Nearly a year and 15,000 miles later, the answers are in and could scarcely be clearer.
Some were simple: did having a hybrid drive actually result in better fuel consumption than you might expect in rival products? After 11 months at a true average of more than 40mpg where I expect the class average is below 30mpg, there is no question. The best and worst the i8 achieved both came while others on the Autocar team were using it – one driver coming within a whisker of 50mpg, another achieving 18.3mpg.
Another question was conceptual: could the i8 manage what the original M1 and Z8 had failed to achieve and be a BMW that sat comfortably and credibly in what is today the marketplace above £100,000? Here, the answer is more mixed. If you look at the depreciation the car has suffered, it’s clear the market remains unconvinced by the idea of a six-figure hybrid BMW, especially one powered by a three-cylinder Mini engine, however clever its tech and however attractive its carbonfibre and aluminium construction may be.
But if you ask me if it felt like a £100k car, I’d say that with the sole exception of an interior with too few special touches and too much scavenged from the generic parts bin, it did, with space to spare. Not once did I feel short-changed by that engine: I loved its noise and don’t understand those who wail about its sound being synthesised. The sound of every mainstream car today has been artificially modified in some form or another and is, therefore, synthesised. The i8 sounds great. Its performance is also good enough, just, to live in the £100k world. On paper, it looks only moderately quick, but bare figures conceal the immediacy of the response brought by the hybrid drive and the complete lack of turbo lag. The way it delivers its torque means that even a gearbox with just six gears seems no more or less than what is required.
But perhaps the question that took longest to answer was simply what kind of car this was. Superficially, it seems easy: it’s aiming for the same space as the Porsche 911, Jaguar F-Type R and Audi R8 but arriving from a different direction thanks to its highly innovative powertrain and construction. And I think most would buy that explanation. But I don’t see it like that at all.
Those cars are all better to drive than the i8, in the sense that if you flung any one of them down a decent road or around a track, you’d return with a bigger smile on your face. The i8’s wheelbase is too long, its tyres too skinny, its mind too focused on the bigger picture to excel in such a narrowly defined scenario. But look at how these cars are actually used almost all the time, by almost all the people who drive them: long motorway journeys, commuting into town, big trips in Europe, even school runs. In these real-world scenarios, the i8 is very hard to beat indeed.
I’ve never run a car that’s better at doing a distance, despite all the big diesel saloons and estates I’ve had. They use less fuel, put more miles between fills and clearly have much bigger boots, but the acid test is how you feel at journey’s end and here the i8 is unapproached. I drove it from my home in the Welsh borders to Paris and back in a day, 800 miles with about a three-hour break in the middle, yet I arrived home feeling no more or less tired or uncomfortable than if I’d just gone to London and back.
And I appreciated the little journeys, too: doing the whole school run on electricity alone in silent, almost cost-free tranquillity. I liked the fact that I could leave home at 4am for the red-eye run to Heathrow and wake neither family nor neighbour and I liked how easy it was to manage the electrical charge so you could preserve it on the open road, when it might otherwise be wasted, and then use it in town when it can be used most efficiently.

SOURCE EXCERPT:
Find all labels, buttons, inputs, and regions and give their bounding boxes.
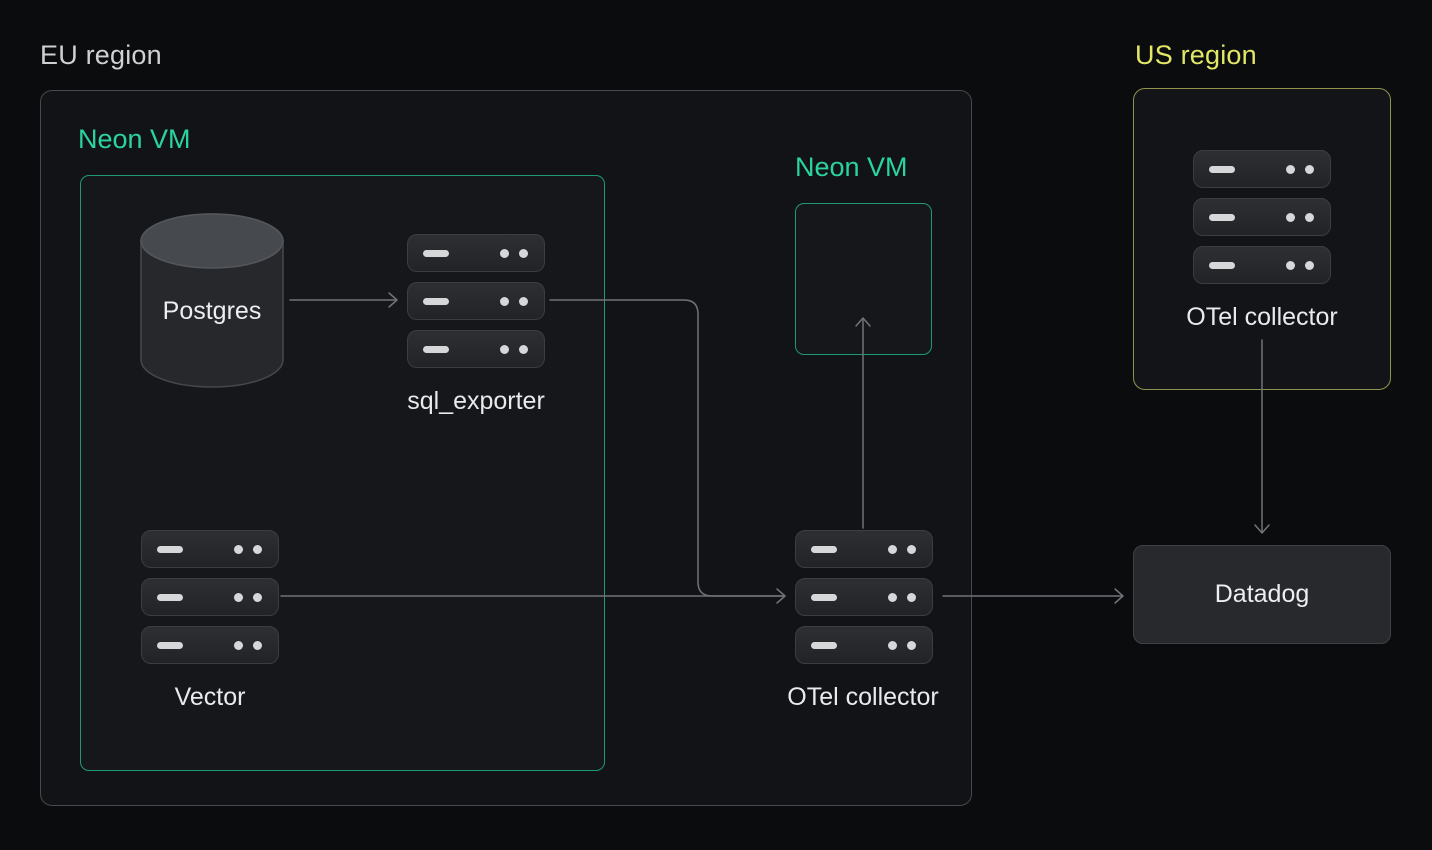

AIM 1: According to the i8 review, how many miles did the round trip from the Welsh borders to Paris cover in a single day?
AIM 2: Please repeat the passage of the i8 review from "And I appreciated" up to and including "used most efficiently.".

CORRECT RESULT 1: 800 miles.

CORRECT RESULT 2:
And I appreciated the little journeys, too: doing the whole school run on electricity alone in silent, almost cost-free tranquillity. I liked the fact that I could leave home at 4am for the red-eye run to Heathrow and wake neither family nor neighbour and I liked how easy it was to manage the electrical charge so you could preserve it on the open road, when it might otherwise be wasted, and then use it in town when it can be used most efficiently.